◆ **TASK DETAILS**
Using the data beneath, show every line that includes the word "Home".

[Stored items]
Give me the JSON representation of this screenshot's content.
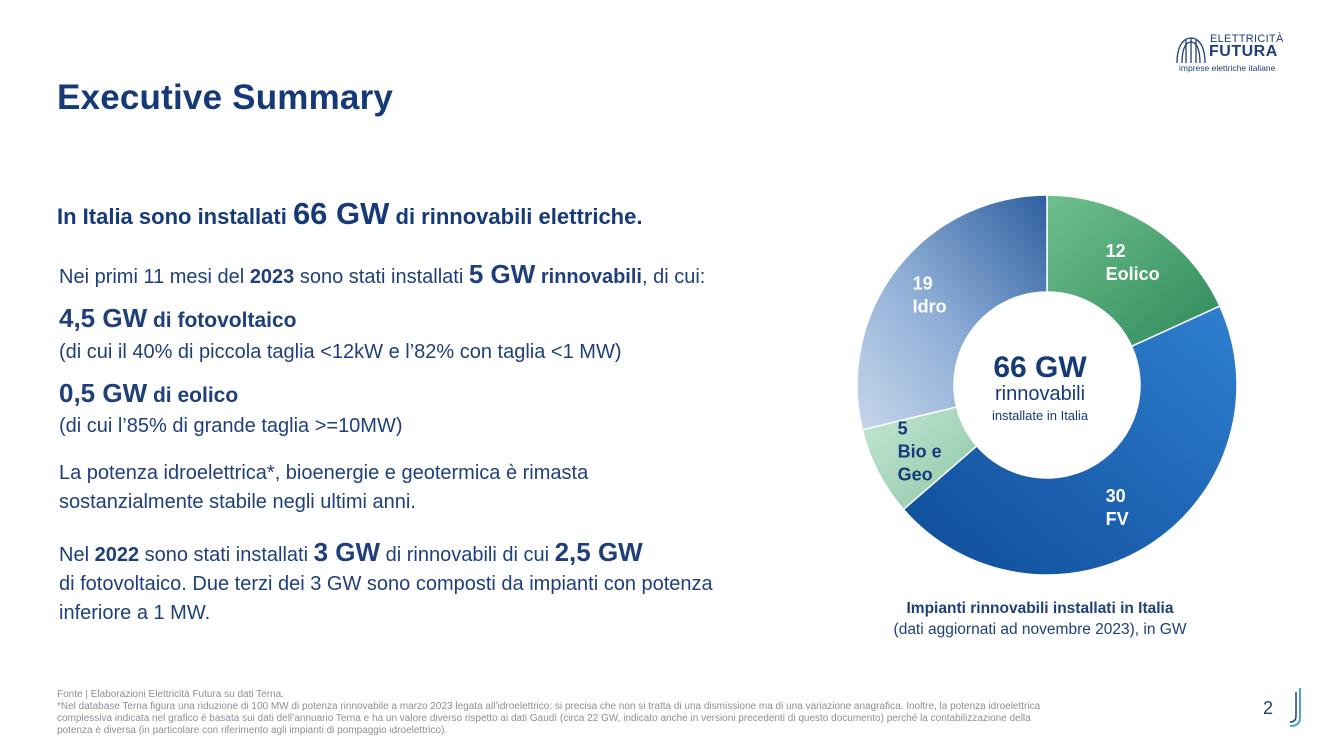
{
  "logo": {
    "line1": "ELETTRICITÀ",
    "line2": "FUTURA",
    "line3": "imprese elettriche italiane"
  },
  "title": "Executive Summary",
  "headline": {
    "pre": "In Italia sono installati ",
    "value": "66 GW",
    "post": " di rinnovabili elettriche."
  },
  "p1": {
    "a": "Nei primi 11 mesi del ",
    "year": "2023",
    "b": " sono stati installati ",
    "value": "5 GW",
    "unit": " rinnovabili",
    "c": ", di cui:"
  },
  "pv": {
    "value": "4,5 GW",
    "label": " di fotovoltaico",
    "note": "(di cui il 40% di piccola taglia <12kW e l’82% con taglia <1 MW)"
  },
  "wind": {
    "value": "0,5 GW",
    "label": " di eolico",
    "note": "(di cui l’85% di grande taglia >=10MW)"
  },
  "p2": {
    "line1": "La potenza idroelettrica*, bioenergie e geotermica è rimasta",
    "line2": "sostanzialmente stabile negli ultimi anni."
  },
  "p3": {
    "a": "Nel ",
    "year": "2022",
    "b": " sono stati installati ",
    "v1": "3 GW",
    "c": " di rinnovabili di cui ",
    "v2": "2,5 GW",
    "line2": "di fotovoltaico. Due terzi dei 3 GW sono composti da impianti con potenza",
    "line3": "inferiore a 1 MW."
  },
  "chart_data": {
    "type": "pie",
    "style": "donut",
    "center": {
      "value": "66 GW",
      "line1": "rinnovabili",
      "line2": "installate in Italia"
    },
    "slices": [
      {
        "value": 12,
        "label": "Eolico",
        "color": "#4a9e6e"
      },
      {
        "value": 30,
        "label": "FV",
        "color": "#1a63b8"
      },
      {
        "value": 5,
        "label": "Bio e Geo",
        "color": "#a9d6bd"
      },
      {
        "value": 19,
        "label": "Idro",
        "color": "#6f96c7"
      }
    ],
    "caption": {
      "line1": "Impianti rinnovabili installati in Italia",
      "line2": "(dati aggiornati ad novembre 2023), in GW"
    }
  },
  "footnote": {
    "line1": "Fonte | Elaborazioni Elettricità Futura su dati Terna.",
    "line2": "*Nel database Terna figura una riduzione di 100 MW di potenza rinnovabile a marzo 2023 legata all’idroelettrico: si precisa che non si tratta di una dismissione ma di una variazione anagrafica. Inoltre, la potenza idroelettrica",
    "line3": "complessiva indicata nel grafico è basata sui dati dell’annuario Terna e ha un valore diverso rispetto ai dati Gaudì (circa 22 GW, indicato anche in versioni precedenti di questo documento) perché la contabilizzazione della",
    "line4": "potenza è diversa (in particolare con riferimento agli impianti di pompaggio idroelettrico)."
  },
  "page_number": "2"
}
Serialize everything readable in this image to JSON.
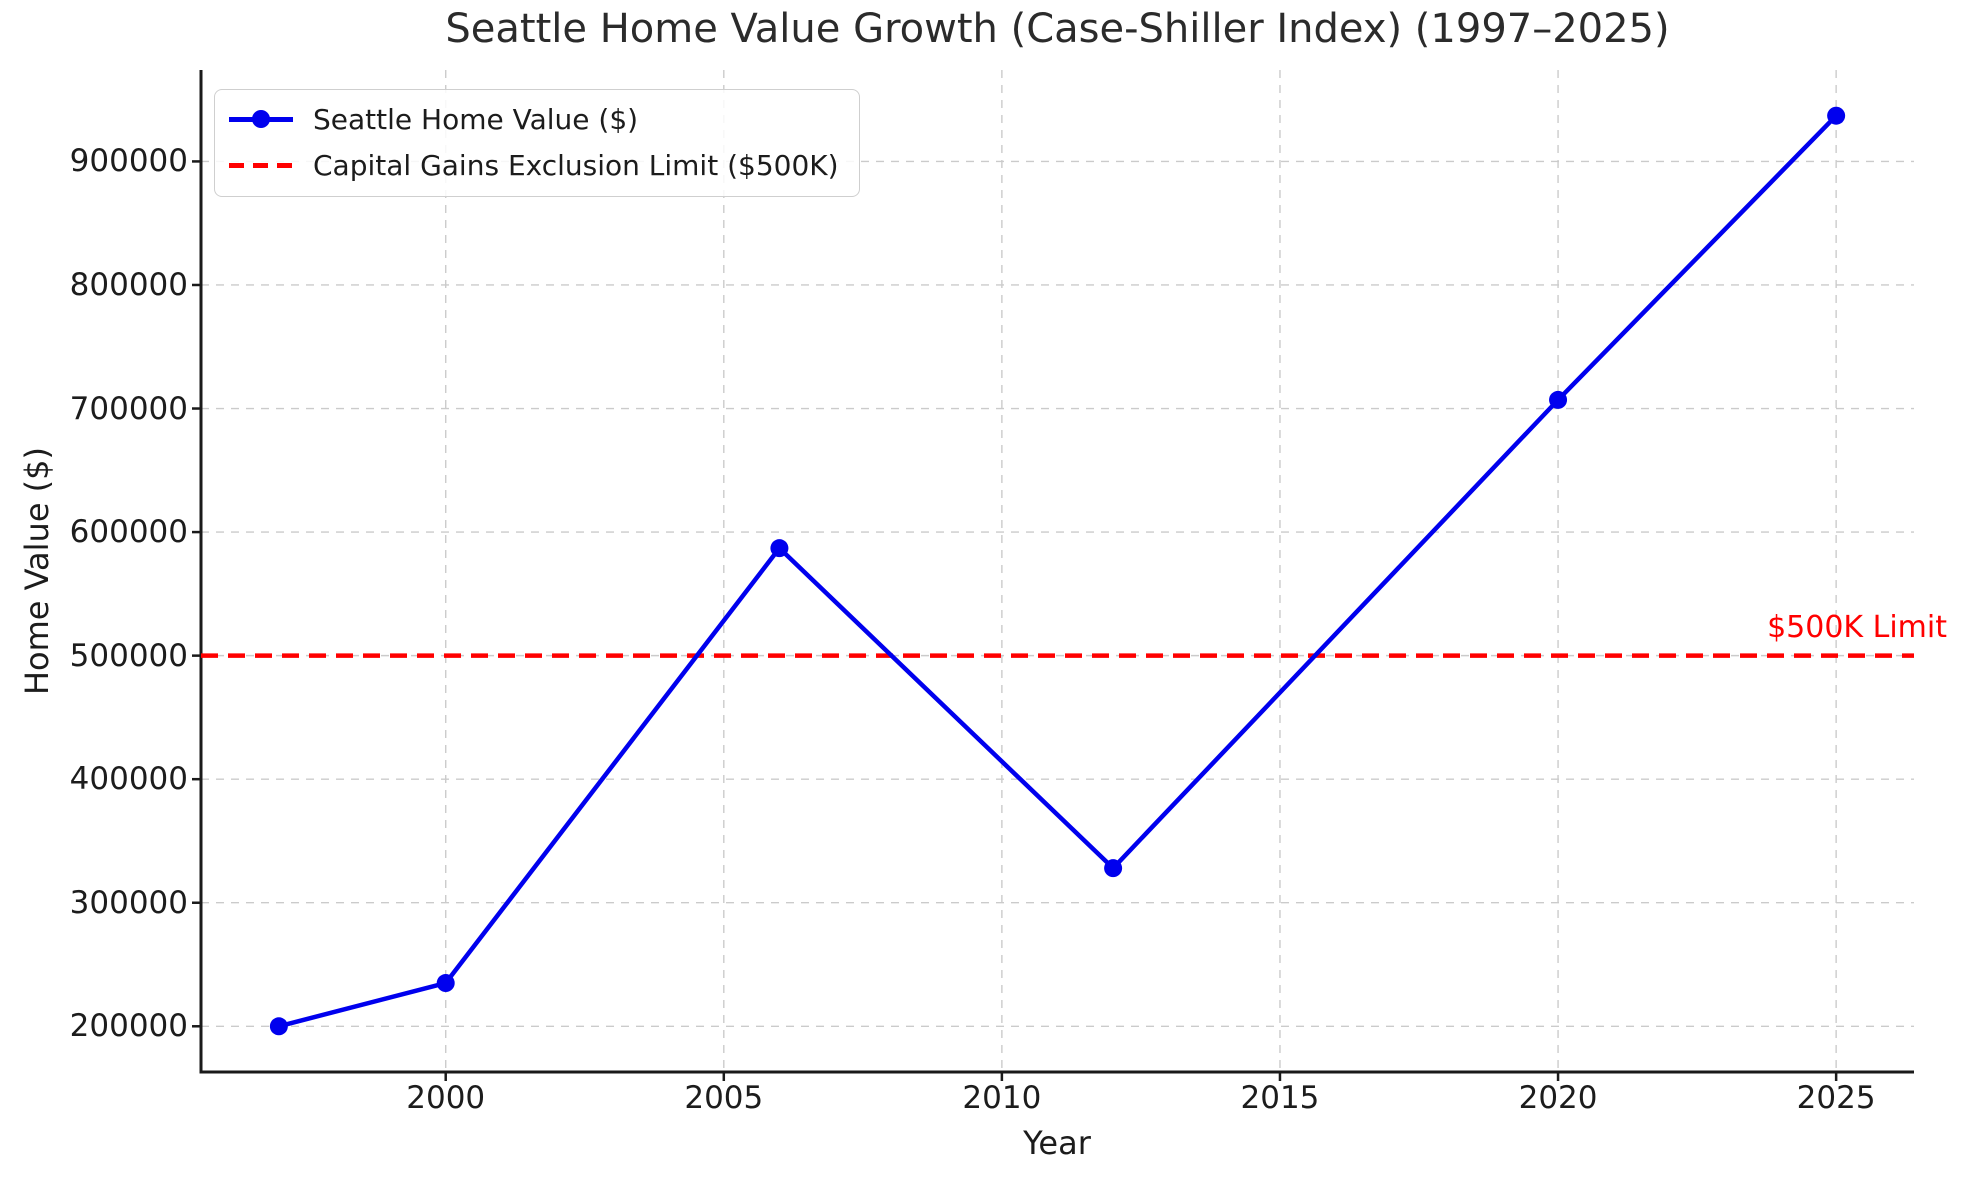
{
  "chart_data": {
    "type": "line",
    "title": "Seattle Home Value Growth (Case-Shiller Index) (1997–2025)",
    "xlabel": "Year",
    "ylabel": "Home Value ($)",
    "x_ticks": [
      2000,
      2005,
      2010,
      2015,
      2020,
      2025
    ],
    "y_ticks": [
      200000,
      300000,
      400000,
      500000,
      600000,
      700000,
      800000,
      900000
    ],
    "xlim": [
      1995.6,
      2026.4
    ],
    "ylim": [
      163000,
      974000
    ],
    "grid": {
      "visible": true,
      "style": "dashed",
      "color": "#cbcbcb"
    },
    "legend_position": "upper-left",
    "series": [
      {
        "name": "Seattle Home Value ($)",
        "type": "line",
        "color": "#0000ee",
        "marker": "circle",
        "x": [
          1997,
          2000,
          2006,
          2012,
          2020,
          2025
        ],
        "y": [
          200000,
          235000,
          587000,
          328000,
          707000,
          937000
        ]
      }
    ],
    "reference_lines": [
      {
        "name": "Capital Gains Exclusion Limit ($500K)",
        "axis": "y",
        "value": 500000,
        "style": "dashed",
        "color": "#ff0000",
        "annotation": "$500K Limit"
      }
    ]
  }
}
* * *
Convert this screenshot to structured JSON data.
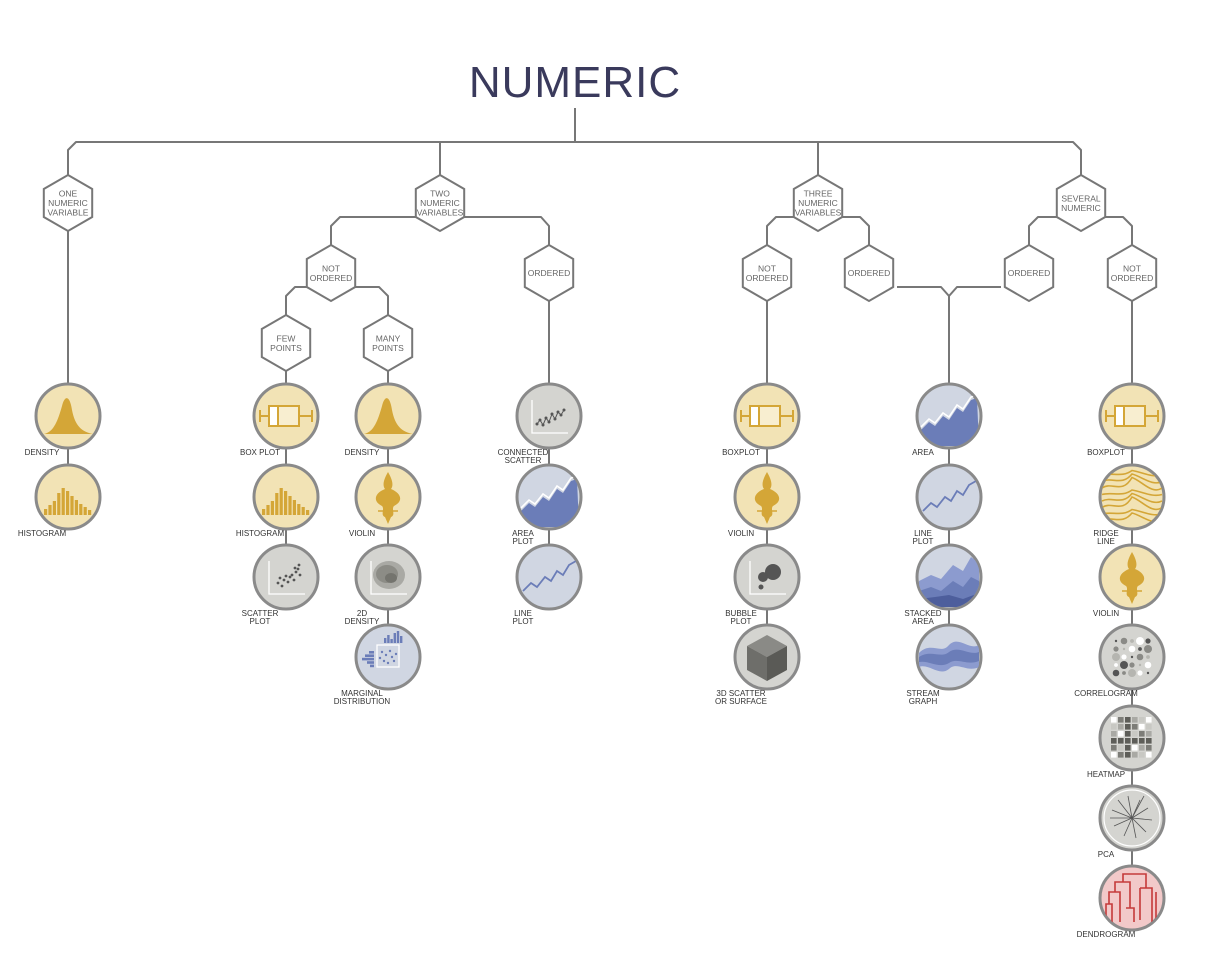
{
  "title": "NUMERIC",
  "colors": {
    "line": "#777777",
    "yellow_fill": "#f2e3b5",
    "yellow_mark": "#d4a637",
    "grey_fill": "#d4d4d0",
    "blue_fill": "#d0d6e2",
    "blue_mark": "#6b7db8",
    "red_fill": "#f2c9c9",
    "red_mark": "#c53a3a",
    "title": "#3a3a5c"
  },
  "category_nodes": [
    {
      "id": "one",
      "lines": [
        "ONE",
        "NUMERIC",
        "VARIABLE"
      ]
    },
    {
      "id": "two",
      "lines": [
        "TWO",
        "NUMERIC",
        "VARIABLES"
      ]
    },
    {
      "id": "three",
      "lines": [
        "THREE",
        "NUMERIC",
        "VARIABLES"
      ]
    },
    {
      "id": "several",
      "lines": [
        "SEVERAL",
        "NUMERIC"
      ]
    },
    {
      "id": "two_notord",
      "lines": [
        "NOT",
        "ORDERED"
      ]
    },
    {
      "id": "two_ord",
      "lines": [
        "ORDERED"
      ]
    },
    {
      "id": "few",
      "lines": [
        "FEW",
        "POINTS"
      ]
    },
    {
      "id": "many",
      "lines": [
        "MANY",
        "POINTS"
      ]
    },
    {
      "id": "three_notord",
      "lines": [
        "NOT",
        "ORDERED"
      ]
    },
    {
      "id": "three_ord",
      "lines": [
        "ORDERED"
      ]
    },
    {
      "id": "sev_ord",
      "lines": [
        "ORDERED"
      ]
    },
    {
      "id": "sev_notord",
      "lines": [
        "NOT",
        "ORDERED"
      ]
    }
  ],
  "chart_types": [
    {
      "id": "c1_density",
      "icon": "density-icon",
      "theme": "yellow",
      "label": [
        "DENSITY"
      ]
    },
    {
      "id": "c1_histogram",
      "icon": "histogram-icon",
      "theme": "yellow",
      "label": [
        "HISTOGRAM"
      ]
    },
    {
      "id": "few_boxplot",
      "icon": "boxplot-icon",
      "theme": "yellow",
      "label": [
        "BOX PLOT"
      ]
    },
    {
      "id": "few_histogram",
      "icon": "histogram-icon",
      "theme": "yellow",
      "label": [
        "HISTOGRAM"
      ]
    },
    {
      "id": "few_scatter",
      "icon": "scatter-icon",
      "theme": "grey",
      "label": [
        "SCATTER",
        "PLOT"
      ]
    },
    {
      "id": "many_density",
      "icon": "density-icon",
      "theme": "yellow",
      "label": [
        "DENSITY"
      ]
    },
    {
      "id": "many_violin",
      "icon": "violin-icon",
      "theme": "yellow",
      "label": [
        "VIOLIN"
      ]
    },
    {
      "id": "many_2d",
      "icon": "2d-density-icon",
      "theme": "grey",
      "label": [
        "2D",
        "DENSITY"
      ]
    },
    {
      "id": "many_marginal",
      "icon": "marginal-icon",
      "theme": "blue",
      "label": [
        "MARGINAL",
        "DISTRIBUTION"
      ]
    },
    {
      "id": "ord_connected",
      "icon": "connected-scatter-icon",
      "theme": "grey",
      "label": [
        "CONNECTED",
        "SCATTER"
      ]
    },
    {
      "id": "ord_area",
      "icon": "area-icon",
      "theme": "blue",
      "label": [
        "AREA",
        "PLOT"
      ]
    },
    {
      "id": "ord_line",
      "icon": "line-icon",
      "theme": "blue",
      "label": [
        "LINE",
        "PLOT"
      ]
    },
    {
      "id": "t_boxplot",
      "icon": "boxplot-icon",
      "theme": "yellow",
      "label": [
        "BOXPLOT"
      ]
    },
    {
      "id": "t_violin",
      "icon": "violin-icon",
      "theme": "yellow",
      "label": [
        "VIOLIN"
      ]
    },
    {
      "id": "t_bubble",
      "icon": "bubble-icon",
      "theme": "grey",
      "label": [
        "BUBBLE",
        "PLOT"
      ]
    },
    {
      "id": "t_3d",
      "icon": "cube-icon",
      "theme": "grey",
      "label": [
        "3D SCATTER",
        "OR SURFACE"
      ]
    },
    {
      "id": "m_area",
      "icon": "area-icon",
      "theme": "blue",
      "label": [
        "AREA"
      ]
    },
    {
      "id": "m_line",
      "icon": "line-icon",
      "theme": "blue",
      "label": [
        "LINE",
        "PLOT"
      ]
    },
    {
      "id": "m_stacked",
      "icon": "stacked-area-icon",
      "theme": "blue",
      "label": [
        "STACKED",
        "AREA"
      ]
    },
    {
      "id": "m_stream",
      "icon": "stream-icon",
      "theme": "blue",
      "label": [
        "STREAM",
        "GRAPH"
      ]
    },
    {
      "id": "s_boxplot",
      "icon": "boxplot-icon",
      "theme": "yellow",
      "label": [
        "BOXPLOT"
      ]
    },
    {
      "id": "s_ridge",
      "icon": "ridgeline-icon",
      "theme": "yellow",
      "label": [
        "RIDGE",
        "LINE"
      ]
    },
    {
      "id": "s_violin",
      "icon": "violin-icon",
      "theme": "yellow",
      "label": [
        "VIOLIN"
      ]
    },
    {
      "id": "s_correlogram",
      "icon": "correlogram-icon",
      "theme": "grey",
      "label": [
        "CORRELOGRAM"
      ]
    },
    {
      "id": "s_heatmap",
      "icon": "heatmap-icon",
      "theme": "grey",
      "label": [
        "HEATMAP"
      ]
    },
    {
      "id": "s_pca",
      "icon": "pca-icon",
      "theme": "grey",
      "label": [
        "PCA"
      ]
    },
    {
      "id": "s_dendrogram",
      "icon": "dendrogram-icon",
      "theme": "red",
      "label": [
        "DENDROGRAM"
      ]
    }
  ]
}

◆ **EXPECTED OUTPUT**
    "title": "Seattle Home Value Growth (Case-Shiller Index) (1997–2025)",
    "ylabel": "Home Value ($)",
        "name": "Seattle Home Value ($)",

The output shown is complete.